_DIRECTION_: Identify each line holding the string "транспорта" and copy it.
BEGIN EXTRACTED ENTRIES
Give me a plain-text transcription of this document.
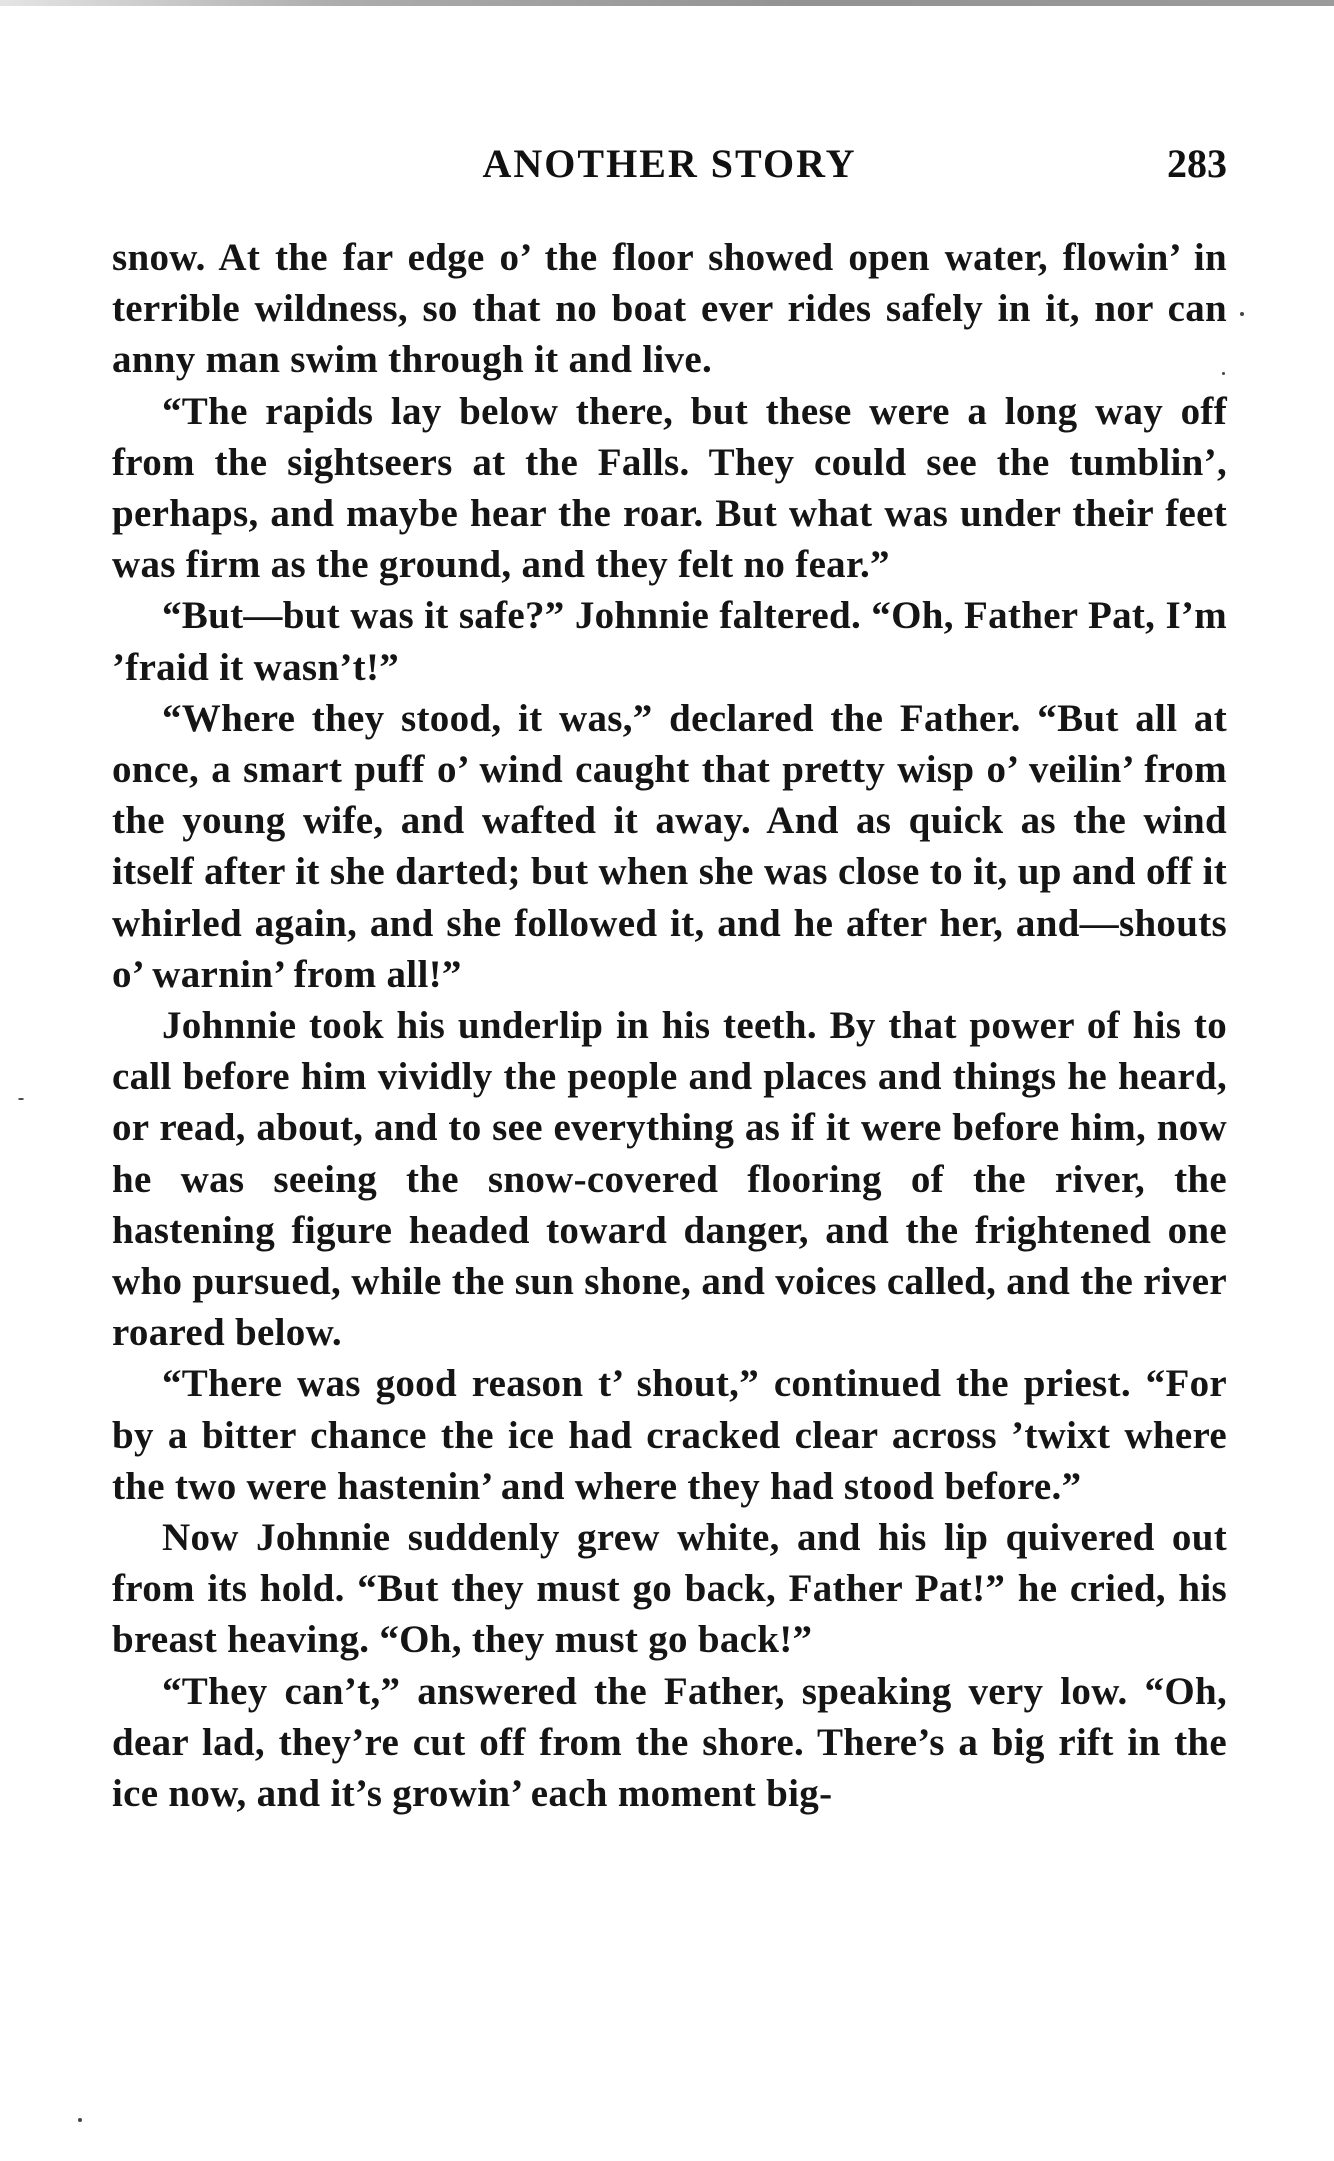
ANOTHER STORY	283

snow. At the far edge o’ the floor showed open water, flowin’ in terrible wildness, so that no boat ever rides safely in it, nor can anny man swim through it and live.

“The rapids lay below there, but these were a long way off from the sightseers at the Falls. They could see the tumblin’, perhaps, and maybe hear the roar. But what was under their feet was firm as the ground, and they felt no fear.”

“But—but was it safe?” Johnnie faltered. “Oh, Father Pat, I’m ’fraid it wasn’t!”

“Where they stood, it was,” declared the Father. “But all at once, a smart puff o’ wind caught that pretty wisp o’ veilin’ from the young wife, and wafted it away. And as quick as the wind itself after it she darted; but when she was close to it, up and off it whirled again, and she followed it, and he after her, and—shouts o’ warnin’ from all!”

Johnnie took his underlip in his teeth. By that power of his to call before him vividly the people and places and things he heard, or read, about, and to see everything as if it were before him, now he was seeing the snow-covered flooring of the river, the hastening figure headed toward danger, and the frightened one who pursued, while the sun shone, and voices called, and the river roared below.

“There was good reason t’ shout,” continued the priest. “For by a bitter chance the ice had cracked clear across ’twixt where the two were hastenin’ and where they had stood before.”

Now Johnnie suddenly grew white, and his lip quivered out from its hold. “But they must go back, Father Pat!” he cried, his breast heaving. “Oh, they must go back!”

“They can’t,” answered the Father, speaking very low. “Oh, dear lad, they’re cut off from the shore. There’s a big rift in the ice now, and it’s growin’ each moment big-
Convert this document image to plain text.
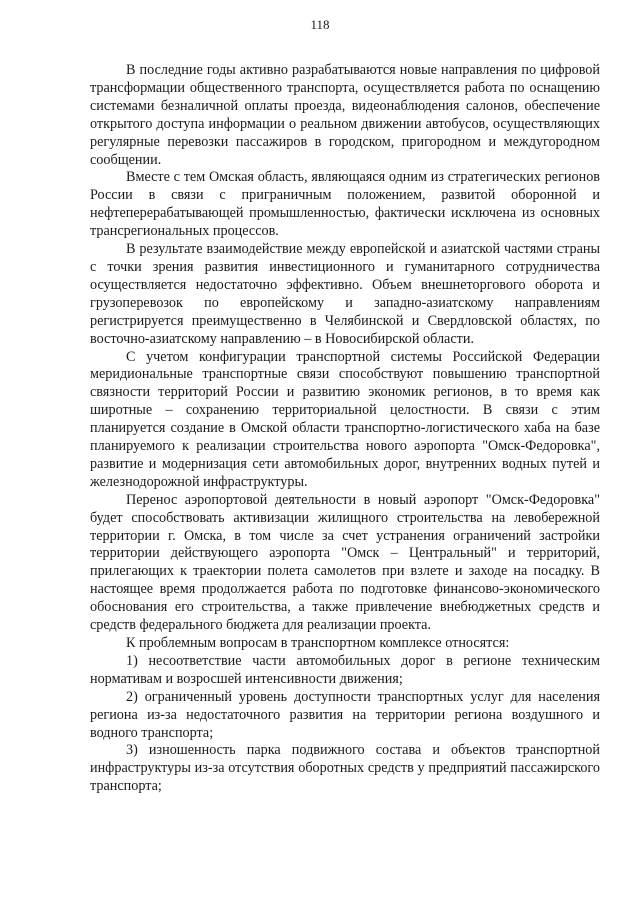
118

В последние годы активно разрабатываются новые направления по цифровой трансформации общественного транспорта, осуществляется работа по оснащению системами безналичной оплаты проезда, видеонаблюдения салонов, обеспечение открытого доступа информации о реальном движении автобусов, осуществляющих регулярные перевозки пассажиров в городском, пригородном и междугородном сообщении.

Вместе с тем Омская область, являющаяся одним из стратегических регионов России в связи с приграничным положением, развитой оборонной и нефтеперерабатывающей промышленностью, фактически исключена из основных трансрегиональных процессов.

В результате взаимодействие между европейской и азиатской частями страны с точки зрения развития инвестиционного и гуманитарного сотрудничества осуществляется недостаточно эффективно. Объем внешнеторгового оборота и грузоперевозок по европейскому и западно-азиатскому направлениям регистрируется преимущественно в Челябинской и Свердловской областях, по восточно-азиатскому направлению – в Новосибирской области.

С учетом конфигурации транспортной системы Российской Федерации меридиональные транспортные связи способствуют повышению транспортной связности территорий России и развитию экономик регионов, в то время как широтные – сохранению территориальной целостности. В связи с этим планируется создание в Омской области транспортно-логистического хаба на базе планируемого к реализации строительства нового аэропорта "Омск-Федоровка", развитие и модернизация сети автомобильных дорог, внутренних водных путей и железнодорожной инфраструктуры.

Перенос аэропортовой деятельности в новый аэропорт "Омск-Федоровка" будет способствовать активизации жилищного строительства на левобережной территории г. Омска, в том числе за счет устранения ограничений застройки территории действующего аэропорта "Омск – Центральный" и территорий, прилегающих к траектории полета самолетов при взлете и заходе на посадку. В настоящее время продолжается работа по подготовке финансово-экономического обоснования его строительства, а также привлечение внебюджетных средств и средств федерального бюджета для реализации проекта.

К проблемным вопросам в транспортном комплексе относятся:

1) несоответствие части автомобильных дорог в регионе техническим нормативам и возросшей интенсивности движения;

2) ограниченный уровень доступности транспортных услуг для населения региона из-за недостаточного развития на территории региона воздушного и водного транспорта;

3) изношенность парка подвижного состава и объектов транспортной инфраструктуры из-за отсутствия оборотных средств у предприятий пассажирского транспорта;
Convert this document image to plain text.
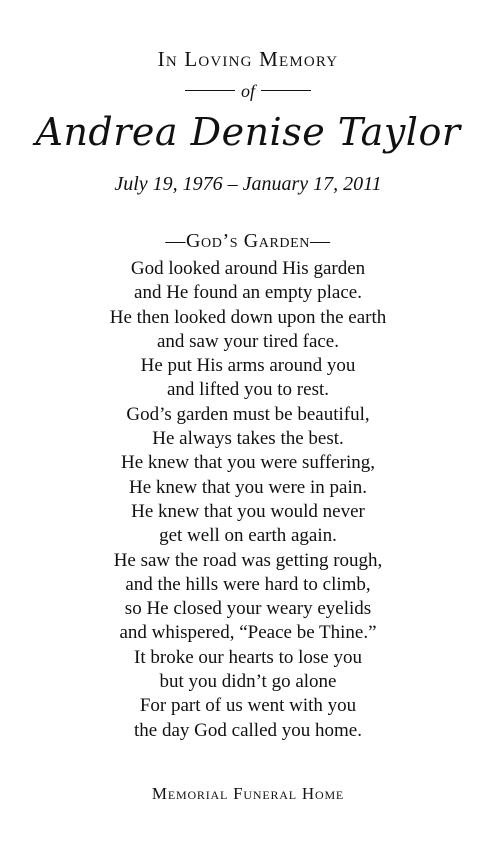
In Loving Memory
of
Andrea Denise Taylor
July 19, 1976 – January 17, 2011
—God’s Garden—
God looked around His garden
and He found an empty place.
He then looked down upon the earth
and saw your tired face.
He put His arms around you
and lifted you to rest.
God’s garden must be beautiful,
He always takes the best.
He knew that you were suffering,
He knew that you were in pain.
He knew that you would never
get well on earth again.
He saw the road was getting rough,
and the hills were hard to climb,
so He closed your weary eyelids
and whispered, “Peace be Thine.”
It broke our hearts to lose you
but you didn’t go alone
For part of us went with you
the day God called you home.
Memorial Funeral Home
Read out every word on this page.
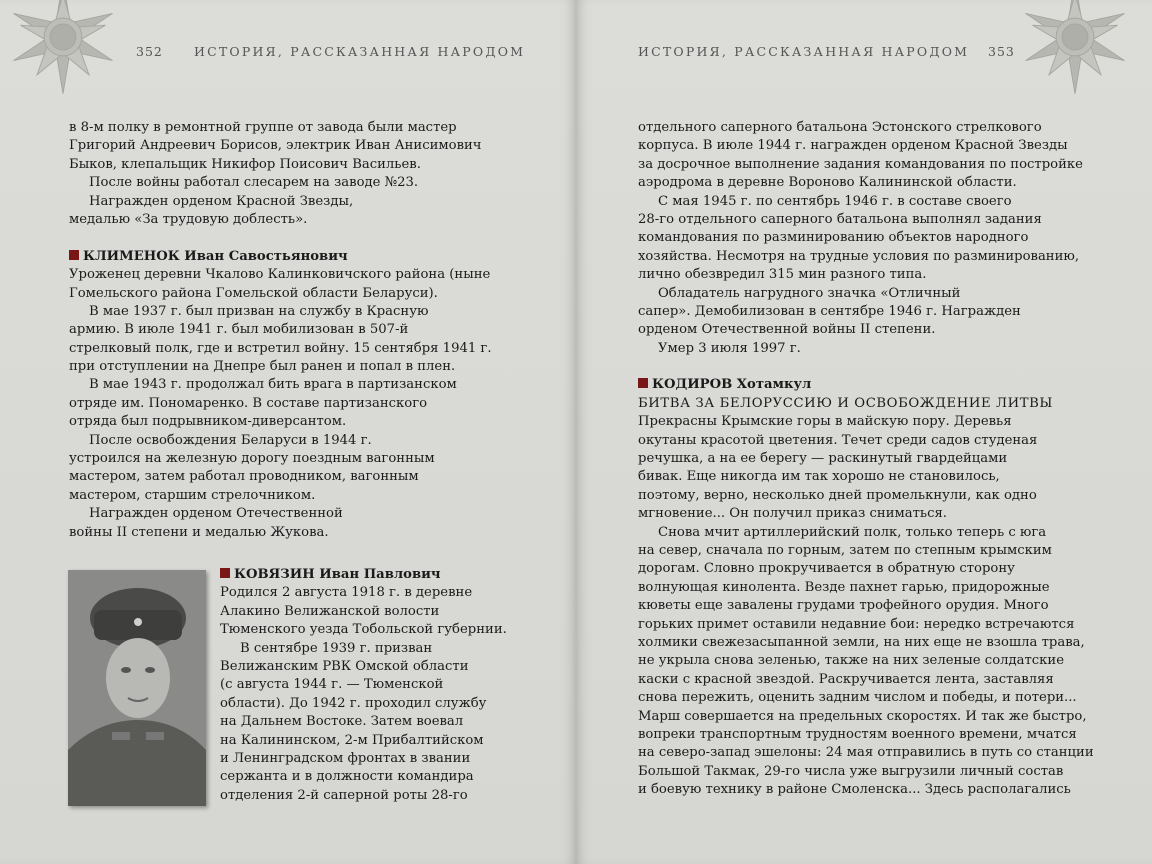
352 ИСТОРИЯ, РАССКАЗАННАЯ НАРОДОМ
в 8-м полку в ремонтной группе от завода были мастер
Григорий Андреевич Борисов, электрик Иван Анисимович
Быков, клепальщик Никифор Поисович Васильев.
После войны работал слесарем на заводе №23.
Награжден орденом Красной Звезды,
медалью «За трудовую доблесть».
КЛИМЕНОК Иван Савостьянович
Уроженец деревни Чкалово Калинковичского района (ныне
Гомельского района Гомельской области Беларуси).
В мае 1937 г. был призван на службу в Красную
армию. В июле 1941 г. был мобилизован в 507-й
стрелковый полк, где и встретил войну. 15 сентября 1941 г.
при отступлении на Днепре был ранен и попал в плен.
В мае 1943 г. продолжал бить врага в партизанском
отряде им. Пономаренко. В составе партизанского
отряда был подрывником-диверсантом.
После освобождения Беларуси в 1944 г.
устроился на железную дорогу поездным вагонным
мастером, затем работал проводником, вагонным
мастером, старшим стрелочником.
Награжден орденом Отечественной
войны II степени и медалью Жукова.
КОВЯЗИН Иван Павлович
Родился 2 августа 1918 г. в деревне
Алакино Велижанской волости
Тюменского уезда Тобольской губернии.
В сентябре 1939 г. призван
Велижанским РВК Омской области
(с августа 1944 г. — Тюменской
области). До 1942 г. проходил службу
на Дальнем Востоке. Затем воевал
на Калининском, 2-м Прибалтийском
и Ленинградском фронтах в звании
сержанта и в должности командира
отделения 2-й саперной роты 28-го
ИСТОРИЯ, РАССКАЗАННАЯ НАРОДОМ 353
отдельного саперного батальона Эстонского стрелкового
корпуса. В июле 1944 г. награжден орденом Красной Звезды
за досрочное выполнение задания командования по постройке
аэродрома в деревне Вороново Калининской области.
С мая 1945 г. по сентябрь 1946 г. в составе своего
28-го отдельного саперного батальона выполнял задания
командования по разминированию объектов народного
хозяйства. Несмотря на трудные условия по разминированию,
лично обезвредил 315 мин разного типа.
Обладатель нагрудного значка «Отличный
сапер». Демобилизован в сентябре 1946 г. Награжден
орденом Отечественной войны II степени.
Умер 3 июля 1997 г.
КОДИРОВ Хотамкул
БИТВА ЗА БЕЛОРУССИЮ И ОСВОБОЖДЕНИЕ ЛИТВЫ
Прекрасны Крымские горы в майскую пору. Деревья
окутаны красотой цветения. Течет среди садов студеная
речушка, а на ее берегу — раскинутый гвардейцами
бивак. Еще никогда им так хорошо не становилось,
поэтому, верно, несколько дней промелькнули, как одно
мгновение... Он получил приказ сниматься.
Снова мчит артиллерийский полк, только теперь с юга
на север, сначала по горным, затем по степным крымским
дорогам. Словно прокручивается в обратную сторону
волнующая кинолента. Везде пахнет гарью, придорожные
кюветы еще завалены грудами трофейного орудия. Много
горьких примет оставили недавние бои: нередко встречаются
холмики свежезасыпанной земли, на них еще не взошла трава,
не укрыла снова зеленью, также на них зеленые солдатские
каски с красной звездой. Раскручивается лента, заставляя
снова пережить, оценить задним числом и победы, и потери...
Марш совершается на предельных скоростях. И так же быстро,
вопреки транспортным трудностям военного времени, мчатся
на северо-запад эшелоны: 24 мая отправились в путь со станции
Большой Такмак, 29-го числа уже выгрузили личный состав
и боевую технику в районе Смоленска... Здесь располагались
END EXTRACTED ENTRIES
_REPLY_:
В последние годы активно разрабатываются новые направления по цифровой трансформации общественного транспорта, осуществляется работа по оснащению системами безналичной оплаты проезда, видеонаблюдения салонов, обеспечение открытого доступа информации о реальном движении автобусов, осуществляющих регулярные перевозки пассажиров в городском, пригородном и междугородном сообщении.
2) ограниченный уровень доступности транспортных услуг для населения региона из-за недостаточного развития на территории региона воздушного и водного транспорта;
3) изношенность парка подвижного состава и объектов транспортной инфраструктуры из-за отсутствия оборотных средств у предприятий пассажирского транспорта;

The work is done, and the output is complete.